— EXERCISE —
Check every line of the entries below for the word "Number", and copy the ones that have it.

-- Start MATERIAL --

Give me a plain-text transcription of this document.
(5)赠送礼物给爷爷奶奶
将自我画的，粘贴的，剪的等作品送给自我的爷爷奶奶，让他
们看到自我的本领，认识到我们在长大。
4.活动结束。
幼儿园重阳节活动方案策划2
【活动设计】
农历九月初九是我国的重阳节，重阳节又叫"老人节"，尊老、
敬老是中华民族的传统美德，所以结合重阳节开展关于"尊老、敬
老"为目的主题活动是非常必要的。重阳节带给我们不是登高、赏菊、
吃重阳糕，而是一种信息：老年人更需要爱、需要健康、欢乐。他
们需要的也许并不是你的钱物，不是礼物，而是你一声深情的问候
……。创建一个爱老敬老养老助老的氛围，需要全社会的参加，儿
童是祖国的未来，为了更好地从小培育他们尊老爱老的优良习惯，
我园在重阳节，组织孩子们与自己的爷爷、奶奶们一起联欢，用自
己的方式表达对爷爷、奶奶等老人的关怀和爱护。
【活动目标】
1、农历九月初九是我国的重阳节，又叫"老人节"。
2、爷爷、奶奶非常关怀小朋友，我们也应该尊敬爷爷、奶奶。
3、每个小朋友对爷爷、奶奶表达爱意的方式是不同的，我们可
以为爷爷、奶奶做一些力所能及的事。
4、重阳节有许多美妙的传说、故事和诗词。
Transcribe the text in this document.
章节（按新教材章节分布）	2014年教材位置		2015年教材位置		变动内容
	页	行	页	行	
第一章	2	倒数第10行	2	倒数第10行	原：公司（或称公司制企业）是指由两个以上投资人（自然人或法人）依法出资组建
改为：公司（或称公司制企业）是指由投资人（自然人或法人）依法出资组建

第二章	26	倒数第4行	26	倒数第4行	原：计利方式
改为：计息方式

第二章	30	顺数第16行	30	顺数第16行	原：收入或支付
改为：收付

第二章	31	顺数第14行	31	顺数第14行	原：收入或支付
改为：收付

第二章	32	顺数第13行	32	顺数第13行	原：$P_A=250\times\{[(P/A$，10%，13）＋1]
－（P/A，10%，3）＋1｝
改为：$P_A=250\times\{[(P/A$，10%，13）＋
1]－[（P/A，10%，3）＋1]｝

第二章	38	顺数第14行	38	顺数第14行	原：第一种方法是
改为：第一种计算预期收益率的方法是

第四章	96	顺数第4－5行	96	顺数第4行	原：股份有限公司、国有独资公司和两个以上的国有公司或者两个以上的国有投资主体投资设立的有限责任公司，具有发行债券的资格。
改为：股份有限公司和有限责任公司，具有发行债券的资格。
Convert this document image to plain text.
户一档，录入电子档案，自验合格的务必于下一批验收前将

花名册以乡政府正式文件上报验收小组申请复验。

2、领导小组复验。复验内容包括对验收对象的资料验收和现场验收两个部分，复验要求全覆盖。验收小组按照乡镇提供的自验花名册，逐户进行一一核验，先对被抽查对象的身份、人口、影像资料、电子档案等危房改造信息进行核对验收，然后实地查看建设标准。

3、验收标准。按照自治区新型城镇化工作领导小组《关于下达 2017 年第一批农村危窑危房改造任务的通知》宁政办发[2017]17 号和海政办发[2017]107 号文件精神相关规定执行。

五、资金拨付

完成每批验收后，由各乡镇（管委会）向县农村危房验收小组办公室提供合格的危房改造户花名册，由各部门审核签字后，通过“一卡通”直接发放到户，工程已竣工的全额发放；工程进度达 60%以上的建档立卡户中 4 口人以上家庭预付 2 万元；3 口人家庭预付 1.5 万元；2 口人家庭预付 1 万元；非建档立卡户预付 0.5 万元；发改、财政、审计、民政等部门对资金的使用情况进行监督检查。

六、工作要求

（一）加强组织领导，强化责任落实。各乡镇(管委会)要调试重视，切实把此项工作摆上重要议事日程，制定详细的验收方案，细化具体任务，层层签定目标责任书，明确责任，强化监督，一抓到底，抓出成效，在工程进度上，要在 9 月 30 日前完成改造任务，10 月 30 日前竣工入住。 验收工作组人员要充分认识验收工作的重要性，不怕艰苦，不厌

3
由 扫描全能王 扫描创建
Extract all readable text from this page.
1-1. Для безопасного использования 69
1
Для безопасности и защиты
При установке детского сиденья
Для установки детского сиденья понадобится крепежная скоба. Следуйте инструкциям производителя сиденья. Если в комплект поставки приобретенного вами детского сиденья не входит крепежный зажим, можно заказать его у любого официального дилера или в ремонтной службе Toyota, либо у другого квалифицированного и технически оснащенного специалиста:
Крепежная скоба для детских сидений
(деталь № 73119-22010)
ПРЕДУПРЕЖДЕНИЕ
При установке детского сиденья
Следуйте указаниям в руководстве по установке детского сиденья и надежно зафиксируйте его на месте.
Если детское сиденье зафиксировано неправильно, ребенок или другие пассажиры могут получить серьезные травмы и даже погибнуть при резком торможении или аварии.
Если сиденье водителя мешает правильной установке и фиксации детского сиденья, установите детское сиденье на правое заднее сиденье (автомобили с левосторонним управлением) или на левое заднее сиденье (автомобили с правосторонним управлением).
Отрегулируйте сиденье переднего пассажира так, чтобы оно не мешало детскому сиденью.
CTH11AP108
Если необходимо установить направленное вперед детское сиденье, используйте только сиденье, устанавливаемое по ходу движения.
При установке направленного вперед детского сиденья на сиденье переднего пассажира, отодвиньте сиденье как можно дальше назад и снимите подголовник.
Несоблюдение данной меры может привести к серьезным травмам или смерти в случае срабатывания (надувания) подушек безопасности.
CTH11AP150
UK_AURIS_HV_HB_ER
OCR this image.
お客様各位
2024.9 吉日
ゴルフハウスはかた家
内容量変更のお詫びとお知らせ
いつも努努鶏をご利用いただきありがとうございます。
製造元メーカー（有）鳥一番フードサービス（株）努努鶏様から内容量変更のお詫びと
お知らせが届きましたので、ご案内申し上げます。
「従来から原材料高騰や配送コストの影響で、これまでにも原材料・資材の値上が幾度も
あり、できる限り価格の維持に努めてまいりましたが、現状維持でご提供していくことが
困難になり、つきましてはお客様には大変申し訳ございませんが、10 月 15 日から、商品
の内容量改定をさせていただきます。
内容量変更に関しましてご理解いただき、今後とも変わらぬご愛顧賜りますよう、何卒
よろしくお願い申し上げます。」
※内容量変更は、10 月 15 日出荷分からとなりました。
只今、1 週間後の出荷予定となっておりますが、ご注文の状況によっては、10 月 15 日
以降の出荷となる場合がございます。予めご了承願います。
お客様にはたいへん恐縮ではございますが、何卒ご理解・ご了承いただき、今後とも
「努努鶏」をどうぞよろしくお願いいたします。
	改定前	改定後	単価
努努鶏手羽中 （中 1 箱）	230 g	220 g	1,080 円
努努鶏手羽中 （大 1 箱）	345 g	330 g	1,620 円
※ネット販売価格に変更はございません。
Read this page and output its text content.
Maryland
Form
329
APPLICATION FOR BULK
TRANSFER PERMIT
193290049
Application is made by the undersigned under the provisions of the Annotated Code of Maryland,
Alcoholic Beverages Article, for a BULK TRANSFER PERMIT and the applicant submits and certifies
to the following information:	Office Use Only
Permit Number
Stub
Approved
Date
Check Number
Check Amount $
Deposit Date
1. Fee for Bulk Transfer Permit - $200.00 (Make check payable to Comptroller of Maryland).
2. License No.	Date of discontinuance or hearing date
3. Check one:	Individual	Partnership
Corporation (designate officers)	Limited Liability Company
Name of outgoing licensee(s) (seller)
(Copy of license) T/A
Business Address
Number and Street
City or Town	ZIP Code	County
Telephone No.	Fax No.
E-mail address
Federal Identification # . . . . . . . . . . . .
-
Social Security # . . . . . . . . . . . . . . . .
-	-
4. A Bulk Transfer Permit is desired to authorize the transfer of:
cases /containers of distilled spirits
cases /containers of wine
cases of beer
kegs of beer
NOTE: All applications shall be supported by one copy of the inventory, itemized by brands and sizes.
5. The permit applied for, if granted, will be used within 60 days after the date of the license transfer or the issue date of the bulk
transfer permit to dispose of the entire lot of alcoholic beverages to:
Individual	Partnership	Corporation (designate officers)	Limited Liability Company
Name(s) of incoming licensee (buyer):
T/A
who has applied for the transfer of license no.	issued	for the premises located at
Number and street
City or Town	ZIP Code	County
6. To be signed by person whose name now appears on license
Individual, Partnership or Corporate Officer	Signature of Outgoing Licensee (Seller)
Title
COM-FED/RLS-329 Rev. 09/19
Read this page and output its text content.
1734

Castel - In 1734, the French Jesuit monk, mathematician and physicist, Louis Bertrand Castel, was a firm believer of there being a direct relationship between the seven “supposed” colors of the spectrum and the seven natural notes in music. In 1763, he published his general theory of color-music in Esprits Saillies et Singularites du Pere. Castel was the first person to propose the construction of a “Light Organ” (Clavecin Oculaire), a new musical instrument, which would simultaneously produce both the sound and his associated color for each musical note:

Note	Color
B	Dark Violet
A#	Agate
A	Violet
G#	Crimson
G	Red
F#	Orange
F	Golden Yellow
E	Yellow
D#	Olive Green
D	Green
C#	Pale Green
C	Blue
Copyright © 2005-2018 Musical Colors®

-- End MATERIAL --

— SOLVED PROBLEM —
Permit Number
Check Number
Number and Street
Number and street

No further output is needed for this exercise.